WHAT TO PRODUCE: Which lines below hold the word "name"? Report each one.

GIVEN DATA:
┌────────
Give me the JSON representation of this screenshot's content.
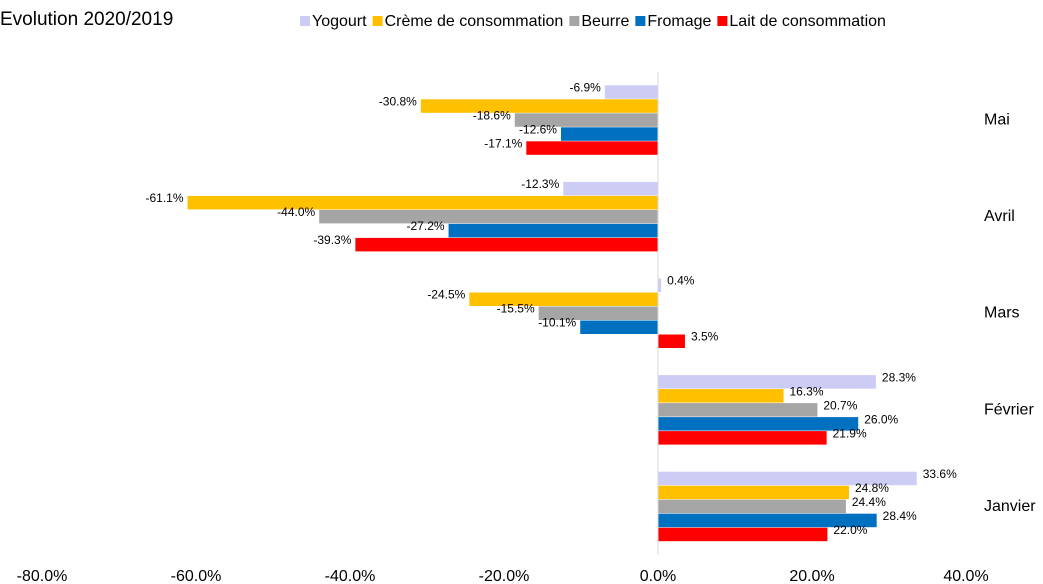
{
  "chart_data": {
    "type": "hbar",
    "title": "Evolution 2020/2019",
    "categories": [
      "Mai",
      "Avril",
      "Mars",
      "Février",
      "Janvier"
    ],
    "series": [
      {
        "name": "Yogourt",
        "color": "#ccccf5",
        "values": [
          -6.9,
          -12.3,
          0.4,
          28.3,
          33.6
        ],
        "value_labels": [
          "-6.9%",
          "-12.3%",
          "0.4%",
          "28.3%",
          "33.6%"
        ]
      },
      {
        "name": "Crème de consommation",
        "color": "#ffc000",
        "values": [
          -30.8,
          -61.1,
          -24.5,
          16.3,
          24.8
        ],
        "value_labels": [
          "-30.8%",
          "-61.1%",
          "-24.5%",
          "16.3%",
          "24.8%"
        ]
      },
      {
        "name": "Beurre",
        "color": "#a5a5a5",
        "values": [
          -18.6,
          -44.0,
          -15.5,
          20.7,
          24.4
        ],
        "value_labels": [
          "-18.6%",
          "-44.0%",
          "-15.5%",
          "20.7%",
          "24.4%"
        ]
      },
      {
        "name": "Fromage",
        "color": "#0070c0",
        "values": [
          -12.6,
          -27.2,
          -10.1,
          26.0,
          28.4
        ],
        "value_labels": [
          "-12.6%",
          "-27.2%",
          "-10.1%",
          "26.0%",
          "28.4%"
        ]
      },
      {
        "name": "Lait de consommation",
        "color": "#ff0000",
        "values": [
          -17.1,
          -39.3,
          3.5,
          21.9,
          22.0
        ],
        "value_labels": [
          "-17.1%",
          "-39.3%",
          "3.5%",
          "21.9%",
          "22.0%"
        ]
      }
    ],
    "xlim": [
      -80,
      40
    ],
    "xticks": [
      {
        "value": -80,
        "label": "-80.0%"
      },
      {
        "value": -60,
        "label": "-60.0%"
      },
      {
        "value": -40,
        "label": "-40.0%"
      },
      {
        "value": -20,
        "label": "-20.0%"
      },
      {
        "value": 0,
        "label": "0.0%"
      },
      {
        "value": 20,
        "label": "20.0%"
      },
      {
        "value": 40,
        "label": "40.0%"
      }
    ],
    "legend": "top"
  }
}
└────────
FINISHED ANSWER:
        "name": "Yogourt",
        "name": "Crème de consommation",
        "name": "Beurre",
        "name": "Fromage",
        "name": "Lait de consommation",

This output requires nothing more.